### Short exercise:
Each entry below is to be written out exactly, and the pictures are to be left out.

### Supplied records:
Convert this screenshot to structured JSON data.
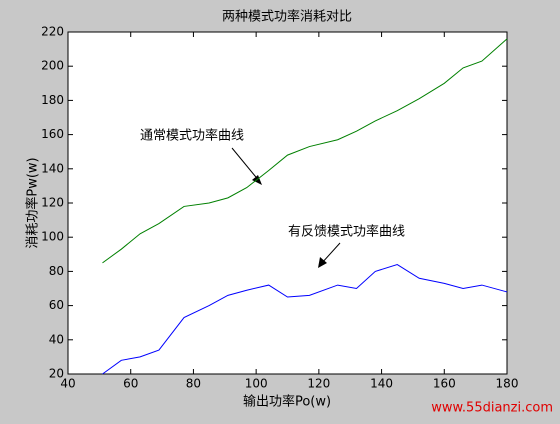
{
  "chart_data": {
    "type": "line",
    "title": "两种模式功率消耗对比",
    "x_label": "输出功率Po(w)",
    "y_label": "消耗功率Pw(w)",
    "x": [
      51,
      57,
      63,
      69,
      77,
      85,
      91,
      97,
      104,
      110,
      117,
      126,
      132,
      138,
      145,
      152,
      160,
      166,
      172,
      180
    ],
    "series": [
      {
        "color": "#008000",
        "values": [
          85,
          93,
          102,
          108,
          118,
          120,
          123,
          129,
          139,
          148,
          153,
          157,
          162,
          168,
          174,
          181,
          190,
          199,
          203,
          216
        ]
      },
      {
        "color": "#0000ff",
        "values": [
          20,
          28,
          30,
          34,
          53,
          60,
          66,
          69,
          72,
          65,
          66,
          72,
          70,
          80,
          84,
          76,
          73,
          70,
          72,
          68
        ]
      }
    ],
    "annotations": [
      "通常模式功率曲线",
      "有反馈模式功率曲线"
    ],
    "watermark": "www.55dianzi.com",
    "xlim": [
      40,
      180
    ],
    "ylim": [
      20,
      220
    ],
    "xticks": [
      40,
      60,
      80,
      100,
      120,
      140,
      160,
      180
    ],
    "yticks": [
      20,
      40,
      60,
      80,
      100,
      120,
      140,
      160,
      180,
      200,
      220
    ]
  }
}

### Task answer:
Convert this screenshot to structured JSON data.
{
  "chart_data": {
    "type": "line",
    "title": "两种模式功率消耗对比",
    "x_label": "输出功率Po(w)",
    "y_label": "消耗功率Pw(w)",
    "x": [
      51,
      57,
      63,
      69,
      77,
      85,
      91,
      97,
      104,
      110,
      117,
      126,
      132,
      138,
      145,
      152,
      160,
      166,
      172,
      180
    ],
    "series": [
      {
        "color": "#008000",
        "values": [
          85,
          93,
          102,
          108,
          118,
          120,
          123,
          129,
          139,
          148,
          153,
          157,
          162,
          168,
          174,
          181,
          190,
          199,
          203,
          216
        ]
      },
      {
        "color": "#0000ff",
        "values": [
          20,
          28,
          30,
          34,
          53,
          60,
          66,
          69,
          72,
          65,
          66,
          72,
          70,
          80,
          84,
          76,
          73,
          70,
          72,
          68
        ]
      }
    ],
    "annotations": [
      "通常模式功率曲线",
      "有反馈模式功率曲线"
    ],
    "watermark": "www.55dianzi.com",
    "xlim": [
      40,
      180
    ],
    "ylim": [
      20,
      220
    ],
    "xticks": [
      40,
      60,
      80,
      100,
      120,
      140,
      160,
      180
    ],
    "yticks": [
      20,
      40,
      60,
      80,
      100,
      120,
      140,
      160,
      180,
      200,
      220
    ]
  }
}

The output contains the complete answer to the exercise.